Requirements => Without the pictures, copy all the entries below exactly.

Data to use =>
§ §

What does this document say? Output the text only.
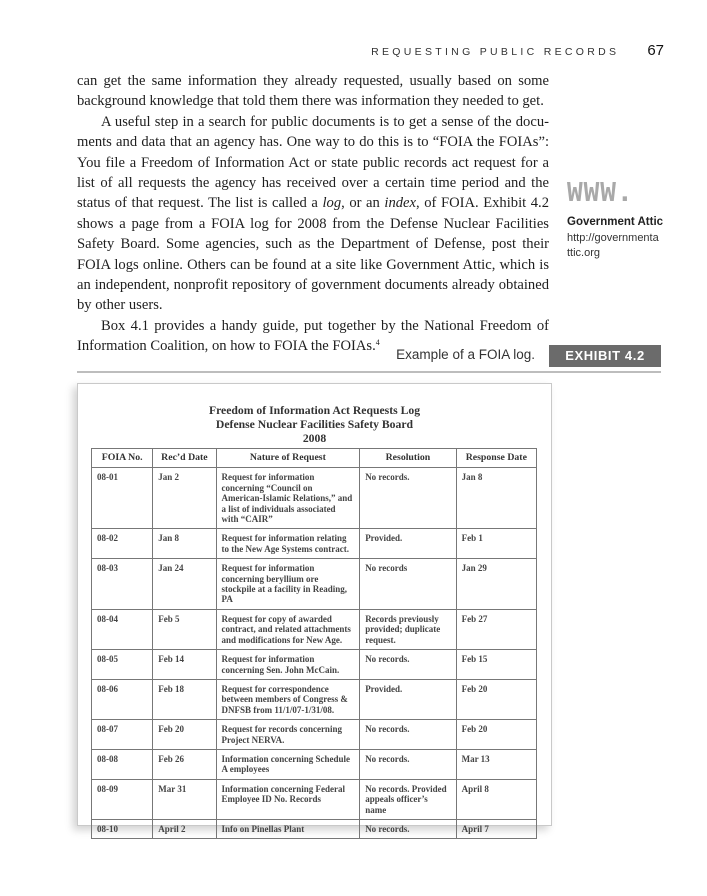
REQUESTING PUBLIC RECORDS 67

can get the same information they already requested, usually based on some background knowledge that told them there was information they needed to get.

A useful step in a search for public documents is to get a sense of the documents and data that an agency has. One way to do this is to “FOIA the FOIAs”: You file a Freedom of Information Act or state public records act request for a list of all requests the agency has received over a certain time period and the status of that request. The list is called a log, or an index, of FOIA. Exhibit 4.2 shows a page from a FOIA log for 2008 from the Defense Nuclear Facilities Safety Board. Some agencies, such as the Department of Defense, post their FOIA logs online. Others can be found at a site like Government Attic, which is an independent, nonprofit repository of government documents already obtained by other users.

Box 4.1 provides a handy guide, put together by the National Freedom of Information Coalition, on how to FOIA the FOIAs.$^4$

WWW.
Government Attic
http://governmentattic.org
Example of a FOIA log.	EXHIBIT 4.2
Freedom of Information Act Requests Log
Defense Nuclear Facilities Safety Board
2008
FOIA No.	Rec’d Date	Nature of Request	Resolution	Response Date
08-01	Jan 2	Request for information concerning “Council on American-Islamic Relations,” and a list of individuals associated with “CAIR”	No records.	Jan 8
08-02	Jan 8	Request for information relating to the New Age Systems contract.	Provided.	Feb 1
08-03	Jan 24	Request for information concerning beryllium ore stockpile at a facility in Reading, PA	No records	Jan 29
08-04	Feb 5	Request for copy of awarded contract, and related attachments and modifications for New Age.	Records previously provided; duplicate request.	Feb 27
08-05	Feb 14	Request for information concerning Sen. John McCain.	No records.	Feb 15
08-06	Feb 18	Request for correspondence between members of Congress & DNFSB from 11/1/07-1/31/08.	Provided.	Feb 20
08-07	Feb 20	Request for records concerning Project NERVA.	No records.	Feb 20
08-08	Feb 26	Information concerning Schedule A employees	No records.	Mar 13
08-09	Mar 31	Information concerning Federal Employee ID No. Records	No records. Provided appeals officer’s name	April 8
08-10	April 2	Info on Pinellas Plant	No records.	April 7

§ §

Task solution =>
What does this document say? Output the text only.
REQUESTING PUBLIC RECORDS 67

can get the same information they already requested, usually based on some background knowledge that told them there was information they needed to get.

A useful step in a search for public documents is to get a sense of the documents and data that an agency has. One way to do this is to “FOIA the FOIAs”: You file a Freedom of Information Act or state public records act request for a list of all requests the agency has received over a certain time period and the status of that request. The list is called a log, or an index, of FOIA. Exhibit 4.2 shows a page from a FOIA log for 2008 from the Defense Nuclear Facilities Safety Board. Some agencies, such as the Department of Defense, post their FOIA logs online. Others can be found at a site like Government Attic, which is an independent, nonprofit repository of government documents already obtained by other users.

Box 4.1 provides a handy guide, put together by the National Freedom of Information Coalition, on how to FOIA the FOIAs.$^4$

WWW.
Government Attic
http://governmentattic.org
Example of a FOIA log.	EXHIBIT 4.2
Freedom of Information Act Requests Log
Defense Nuclear Facilities Safety Board
2008
FOIA No.	Rec’d Date	Nature of Request	Resolution	Response Date
08-01	Jan 2	Request for information concerning “Council on American-Islamic Relations,” and a list of individuals associated with “CAIR”	No records.	Jan 8
08-02	Jan 8	Request for information relating to the New Age Systems contract.	Provided.	Feb 1
08-03	Jan 24	Request for information concerning beryllium ore stockpile at a facility in Reading, PA	No records	Jan 29
08-04	Feb 5	Request for copy of awarded contract, and related attachments and modifications for New Age.	Records previously provided; duplicate request.	Feb 27
08-05	Feb 14	Request for information concerning Sen. John McCain.	No records.	Feb 15
08-06	Feb 18	Request for correspondence between members of Congress & DNFSB from 11/1/07-1/31/08.	Provided.	Feb 20
08-07	Feb 20	Request for records concerning Project NERVA.	No records.	Feb 20
08-08	Feb 26	Information concerning Schedule A employees	No records.	Mar 13
08-09	Mar 31	Information concerning Federal Employee ID No. Records	No records. Provided appeals officer’s name	April 8
08-10	April 2	Info on Pinellas Plant	No records.	April 7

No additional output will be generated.